> _WHAT IS BEING ASKED_: Return the material word for word. Do not include the pictures.

[Stored records]

::::::::::

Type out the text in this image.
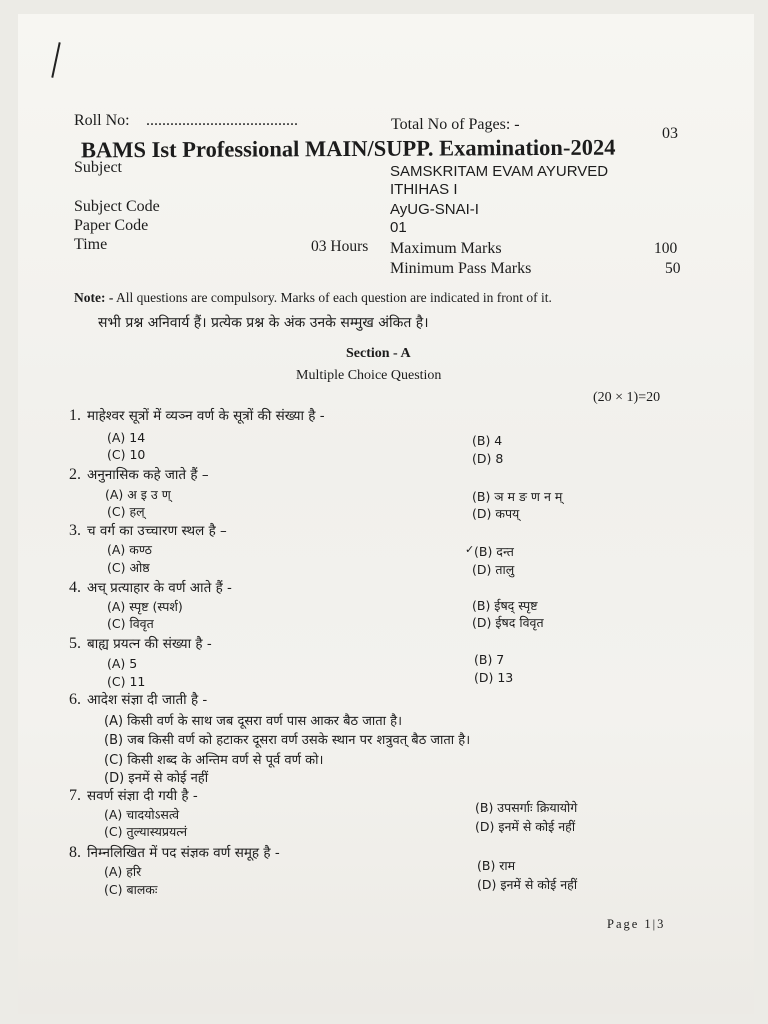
Roll No: ......................................	Total No of Pages: -
03
BAMS Ist Professional MAIN/SUPP. Examination-2024
Subject	SAMSKRITAM EVAM AYURVED
ITHIHAS I
Subject Code	AyUG-SNAI-I
Paper Code	01
Time	03 Hours Maximum Marks	100
Minimum Pass Marks	50
Note: - All questions are compulsory. Marks of each question are indicated in front of it.
सभी प्रश्न अनिवार्य हैं। प्रत्येक प्रश्न के अंक उनके सम्मुख अंकित है।
Section - A
Multiple Choice Question
(20 × 1)=20
1. माहेश्वर सूत्रों में व्यञ्न वर्ण के सूत्रों की संख्या है -
(A) 14	(B) 4
(C) 10	(D) 8
2. अनुनासिक कहे जाते हैं –
(A) अ इ उ ण्	(B) ञ म ङ ण न म्
(C) हल्	(D) कपय्
3. च वर्ग का उच्चारण स्थल है –
(A) कण्ठ	✓ (B) दन्त
(C) ओष्ठ	(D) तालु
4. अच् प्रत्याहार के वर्ण आते हैं -
(A) स्पृष्ट (स्पर्श)	(B) ईषद् स्पृष्ट
(C) विवृत	(D) ईषद विवृत
5. बाह्य प्रयत्न की संख्या है -
(A) 5	(B) 7
(C) 11	(D) 13
6. आदेश संज्ञा दी जाती है -
(A) किसी वर्ण के साथ जब दूसरा वर्ण पास आकर बैठ जाता है।
(B) जब किसी वर्ण को हटाकर दूसरा वर्ण उसके स्थान पर शत्रुवत् बैठ जाता है।
(C) किसी शब्द के अन्तिम वर्ण से पूर्व वर्ण को।
(D) इनमें से कोई नहीं
7. सवर्ण संज्ञा दी गयी है -
(A) चादयोऽसत्वे	(B) उपसर्गाः क्रियायोगे
(C) तुल्यास्यप्रयत्नं	(D) इनमें से कोई नहीं
8. निम्नलिखित में पद संज्ञक वर्ण समूह है -
(A) हरि	(B) राम
(C) बालकः	(D) इनमें से कोई नहीं
Page 1|3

::::::::::

> _THE SOLUTION_:
Type out the text in this image.
Roll No: ......................................	Total No of Pages: -
03
BAMS Ist Professional MAIN/SUPP. Examination-2024
Subject	SAMSKRITAM EVAM AYURVED
ITHIHAS I
Subject Code	AyUG-SNAI-I
Paper Code	01
Time	03 Hours Maximum Marks	100
Minimum Pass Marks	50
Note: - All questions are compulsory. Marks of each question are indicated in front of it.
सभी प्रश्न अनिवार्य हैं। प्रत्येक प्रश्न के अंक उनके सम्मुख अंकित है।
Section - A
Multiple Choice Question
(20 × 1)=20
1. माहेश्वर सूत्रों में व्यञ्न वर्ण के सूत्रों की संख्या है -
(A) 14	(B) 4
(C) 10	(D) 8
2. अनुनासिक कहे जाते हैं –
(A) अ इ उ ण्	(B) ञ म ङ ण न म्
(C) हल्	(D) कपय्
3. च वर्ग का उच्चारण स्थल है –
(A) कण्ठ	✓ (B) दन्त
(C) ओष्ठ	(D) तालु
4. अच् प्रत्याहार के वर्ण आते हैं -
(A) स्पृष्ट (स्पर्श)	(B) ईषद् स्पृष्ट
(C) विवृत	(D) ईषद विवृत
5. बाह्य प्रयत्न की संख्या है -
(A) 5	(B) 7
(C) 11	(D) 13
6. आदेश संज्ञा दी जाती है -
(A) किसी वर्ण के साथ जब दूसरा वर्ण पास आकर बैठ जाता है।
(B) जब किसी वर्ण को हटाकर दूसरा वर्ण उसके स्थान पर शत्रुवत् बैठ जाता है।
(C) किसी शब्द के अन्तिम वर्ण से पूर्व वर्ण को।
(D) इनमें से कोई नहीं
7. सवर्ण संज्ञा दी गयी है -
(A) चादयोऽसत्वे	(B) उपसर्गाः क्रियायोगे
(C) तुल्यास्यप्रयत्नं	(D) इनमें से कोई नहीं
8. निम्नलिखित में पद संज्ञक वर्ण समूह है -
(A) हरि	(B) राम
(C) बालकः	(D) इनमें से कोई नहीं
Page 1|3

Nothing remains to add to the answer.